- Exercise data
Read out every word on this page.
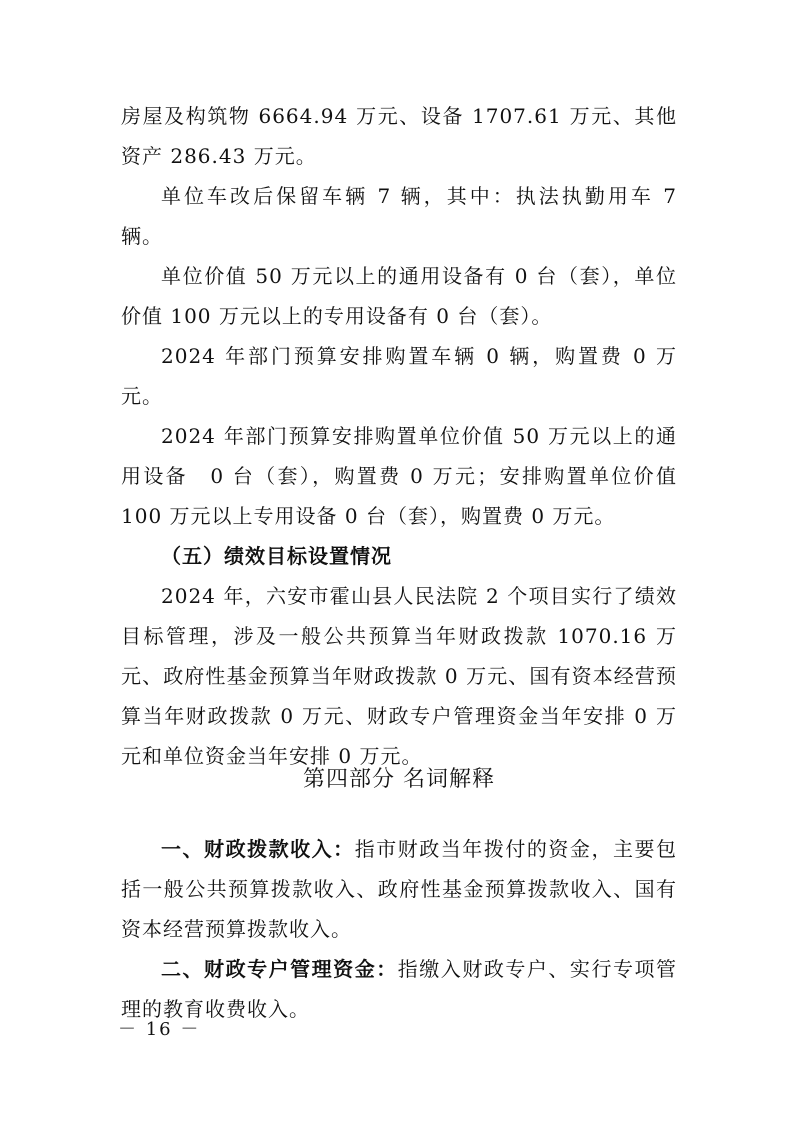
房屋及构筑物 6664.94 万元、设备 1707.61 万元、其他资产 286.43 万元。

单位车改后保留车辆 7 辆，其中：执法执勤用车 7 辆。

单位价值 50 万元以上的通用设备有 0 台（套），单位价值 100 万元以上的专用设备有 0 台（套）。

2024 年部门预算安排购置车辆 0 辆，购置费 0 万元。

2024 年部门预算安排购置单位价值 50 万元以上的通用设备　0 台（套），购置费 0 万元；安排购置单位价值 100 万元以上专用设备 0 台（套），购置费 0 万元。

（五）绩效目标设置情况

2024 年，六安市霍山县人民法院 2 个项目实行了绩效目标管理，涉及一般公共预算当年财政拨款 1070.16 万元、政府性基金预算当年财政拨款 0 万元、国有资本经营预算当年财政拨款 0 万元、财政专户管理资金当年安排 0 万元和单位资金当年安排 0 万元。

第四部分 名词解释

一、财政拨款收入：指市财政当年拨付的资金，主要包括一般公共预算拨款收入、政府性基金预算拨款收入、国有资本经营预算拨款收入。

二、财政专户管理资金：指缴入财政专户、实行专项管理的教育收费收入。

－ 16 －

- Requirement
Make an exact copy of every entry above, minus the images.

- Result of the exercise
Read out every word on this page.
房屋及构筑物 6664.94 万元、设备 1707.61 万元、其他资产 286.43 万元。

单位车改后保留车辆 7 辆，其中：执法执勤用车 7 辆。

单位价值 50 万元以上的通用设备有 0 台（套），单位价值 100 万元以上的专用设备有 0 台（套）。

2024 年部门预算安排购置车辆 0 辆，购置费 0 万元。

2024 年部门预算安排购置单位价值 50 万元以上的通用设备　0 台（套），购置费 0 万元；安排购置单位价值 100 万元以上专用设备 0 台（套），购置费 0 万元。

（五）绩效目标设置情况

2024 年，六安市霍山县人民法院 2 个项目实行了绩效目标管理，涉及一般公共预算当年财政拨款 1070.16 万元、政府性基金预算当年财政拨款 0 万元、国有资本经营预算当年财政拨款 0 万元、财政专户管理资金当年安排 0 万元和单位资金当年安排 0 万元。

第四部分 名词解释

一、财政拨款收入：指市财政当年拨付的资金，主要包括一般公共预算拨款收入、政府性基金预算拨款收入、国有资本经营预算拨款收入。

二、财政专户管理资金：指缴入财政专户、实行专项管理的教育收费收入。

－ 16 －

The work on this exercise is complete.